**Task objective**
Using the listing below, please gather every line containing the word "color".
-*-*-
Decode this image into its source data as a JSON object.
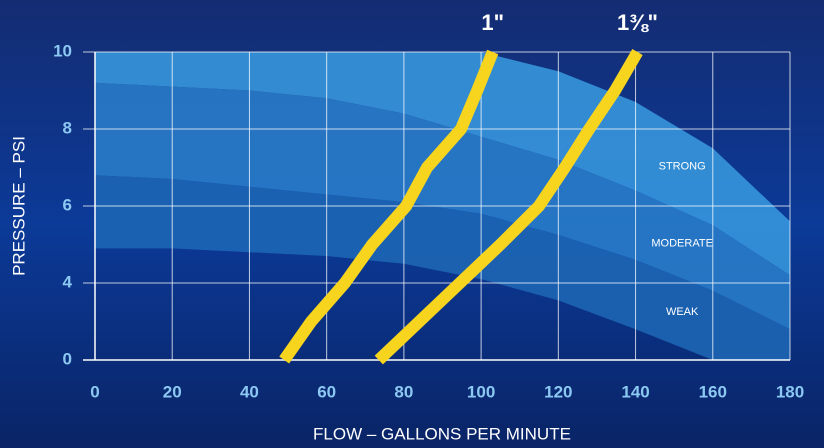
{
  "chart_data": {
    "type": "line",
    "xlabel": "FLOW – GALLONS PER MINUTE",
    "ylabel": "PRESSURE – PSI",
    "xlim": [
      0,
      180
    ],
    "xticks": [
      0,
      20,
      40,
      60,
      80,
      100,
      120,
      140,
      160,
      180
    ],
    "ylim": [
      0,
      10
    ],
    "yticks": [
      0,
      4,
      6,
      8,
      10
    ],
    "grid": true,
    "bands": {
      "x": [
        0,
        20,
        40,
        60,
        80,
        100,
        120,
        140,
        160,
        180
      ],
      "items": [
        {
          "name": "STRONG",
          "color": "#3a9be0",
          "upper": [
            10,
            10,
            10,
            10,
            10,
            10,
            9.5,
            8.7,
            7.5,
            5.6
          ],
          "lower": [
            9.2,
            9.1,
            9.0,
            8.8,
            8.4,
            7.8,
            7.2,
            6.4,
            5.5,
            4.2
          ]
        },
        {
          "name": "MODERATE",
          "color": "#2a80cc",
          "upper": [
            9.2,
            9.1,
            9.0,
            8.8,
            8.4,
            7.8,
            7.2,
            6.4,
            5.5,
            4.2
          ],
          "lower": [
            6.8,
            6.7,
            6.5,
            6.3,
            6.1,
            5.8,
            5.25,
            4.6,
            3.6,
            1.6
          ]
        },
        {
          "name": "WEAK",
          "color": "#1f68b6",
          "upper": [
            6.8,
            6.7,
            6.5,
            6.3,
            6.1,
            5.8,
            5.25,
            4.6,
            3.6,
            1.6
          ],
          "lower": [
            4.9,
            4.9,
            4.8,
            4.7,
            4.5,
            4.1,
            3.1,
            1.6,
            0,
            0
          ]
        }
      ]
    },
    "series": [
      {
        "name": "1\"",
        "color": "#f7d51e",
        "x": [
          49,
          56,
          64.7,
          71.8,
          80.6,
          86,
          94.8,
          99,
          103
        ],
        "values": [
          0,
          2,
          4,
          5,
          6,
          7,
          8,
          9,
          10
        ]
      },
      {
        "name": "1⅜\"",
        "color": "#f7d51e",
        "x": [
          73.5,
          84,
          94.5,
          105,
          115,
          121.7,
          128,
          134.7,
          140.5
        ],
        "values": [
          0,
          2,
          4,
          5,
          6,
          7,
          8,
          9,
          10
        ]
      }
    ]
  }
}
-*-*-
**Task solution**
          "color": "#3a9be0",
          "color": "#2a80cc",
          "color": "#1f68b6",
        "color": "#f7d51e",
        "color": "#f7d51e",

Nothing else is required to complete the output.